- [To do] Transcribe the entries exactly; images are not part of the copy.

====== Information shown

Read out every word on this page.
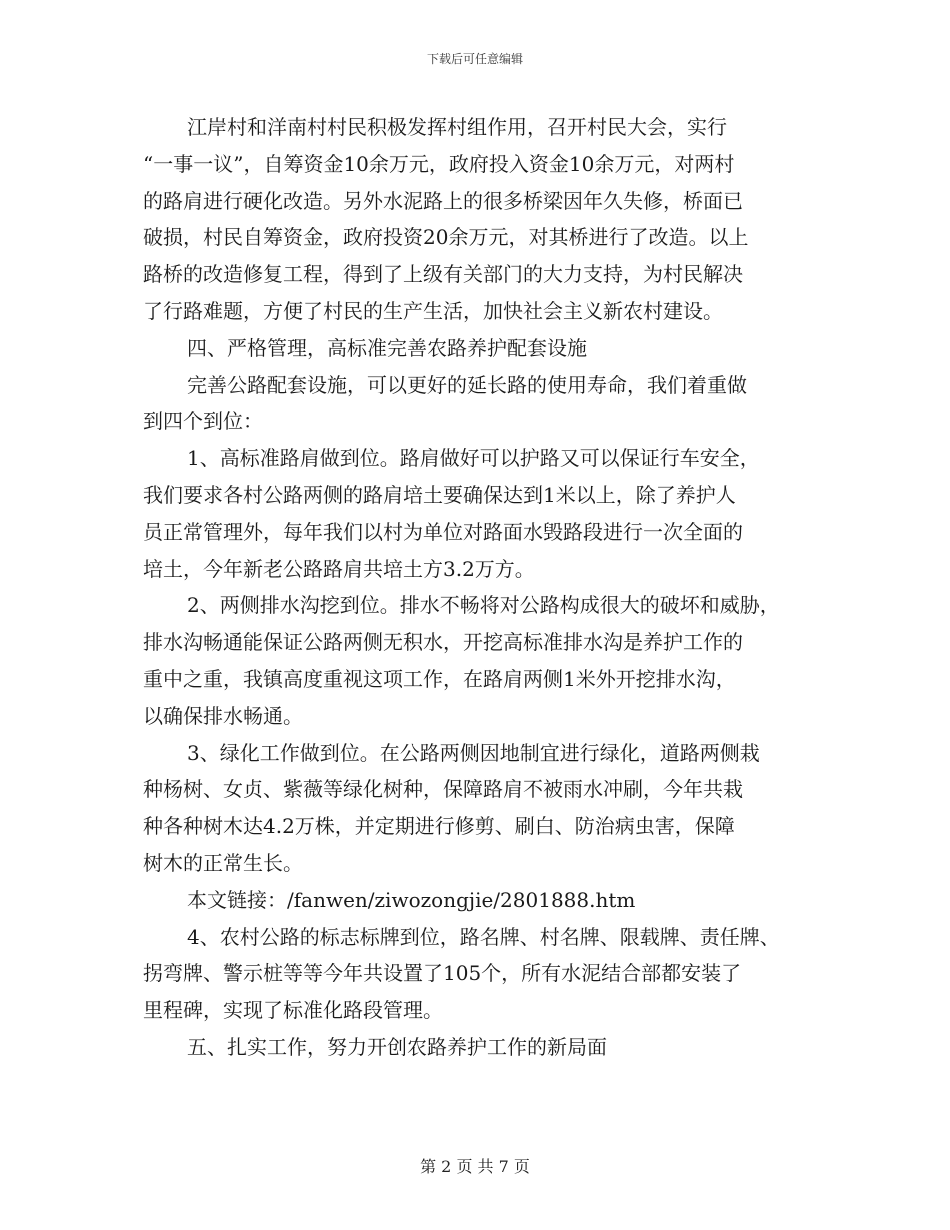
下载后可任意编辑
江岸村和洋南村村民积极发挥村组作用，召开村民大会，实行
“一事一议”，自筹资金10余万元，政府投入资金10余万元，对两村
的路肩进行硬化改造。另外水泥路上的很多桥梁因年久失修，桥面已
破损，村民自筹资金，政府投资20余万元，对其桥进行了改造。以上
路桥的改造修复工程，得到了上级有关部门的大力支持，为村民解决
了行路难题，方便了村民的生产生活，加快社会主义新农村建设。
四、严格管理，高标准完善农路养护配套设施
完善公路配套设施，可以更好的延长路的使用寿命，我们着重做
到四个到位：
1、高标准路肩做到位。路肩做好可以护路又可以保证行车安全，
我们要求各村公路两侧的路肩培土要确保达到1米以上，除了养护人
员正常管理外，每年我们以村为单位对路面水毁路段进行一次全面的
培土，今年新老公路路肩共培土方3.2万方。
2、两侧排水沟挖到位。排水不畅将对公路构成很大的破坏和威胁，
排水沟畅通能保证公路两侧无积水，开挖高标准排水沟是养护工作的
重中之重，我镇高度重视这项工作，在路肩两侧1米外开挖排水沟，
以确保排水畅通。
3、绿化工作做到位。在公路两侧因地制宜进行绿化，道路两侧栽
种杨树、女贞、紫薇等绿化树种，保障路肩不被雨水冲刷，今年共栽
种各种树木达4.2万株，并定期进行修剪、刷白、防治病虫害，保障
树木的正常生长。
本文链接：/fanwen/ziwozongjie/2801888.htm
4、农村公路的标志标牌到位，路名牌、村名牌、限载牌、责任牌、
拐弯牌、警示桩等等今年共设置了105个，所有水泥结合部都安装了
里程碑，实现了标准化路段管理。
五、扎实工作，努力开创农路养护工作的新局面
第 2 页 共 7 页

============

- [Response below]
Read out every word on this page.
下载后可任意编辑
江岸村和洋南村村民积极发挥村组作用，召开村民大会，实行
“一事一议”，自筹资金10余万元，政府投入资金10余万元，对两村
的路肩进行硬化改造。另外水泥路上的很多桥梁因年久失修，桥面已
破损，村民自筹资金，政府投资20余万元，对其桥进行了改造。以上
路桥的改造修复工程，得到了上级有关部门的大力支持，为村民解决
了行路难题，方便了村民的生产生活，加快社会主义新农村建设。
四、严格管理，高标准完善农路养护配套设施
完善公路配套设施，可以更好的延长路的使用寿命，我们着重做
到四个到位：
1、高标准路肩做到位。路肩做好可以护路又可以保证行车安全，
我们要求各村公路两侧的路肩培土要确保达到1米以上，除了养护人
员正常管理外，每年我们以村为单位对路面水毁路段进行一次全面的
培土，今年新老公路路肩共培土方3.2万方。
2、两侧排水沟挖到位。排水不畅将对公路构成很大的破坏和威胁，
排水沟畅通能保证公路两侧无积水，开挖高标准排水沟是养护工作的
重中之重，我镇高度重视这项工作，在路肩两侧1米外开挖排水沟，
以确保排水畅通。
3、绿化工作做到位。在公路两侧因地制宜进行绿化，道路两侧栽
种杨树、女贞、紫薇等绿化树种，保障路肩不被雨水冲刷，今年共栽
种各种树木达4.2万株，并定期进行修剪、刷白、防治病虫害，保障
树木的正常生长。
本文链接：/fanwen/ziwozongjie/2801888.htm
4、农村公路的标志标牌到位，路名牌、村名牌、限载牌、责任牌、
拐弯牌、警示桩等等今年共设置了105个，所有水泥结合部都安装了
里程碑，实现了标准化路段管理。
五、扎实工作，努力开创农路养护工作的新局面
第 2 页 共 7 页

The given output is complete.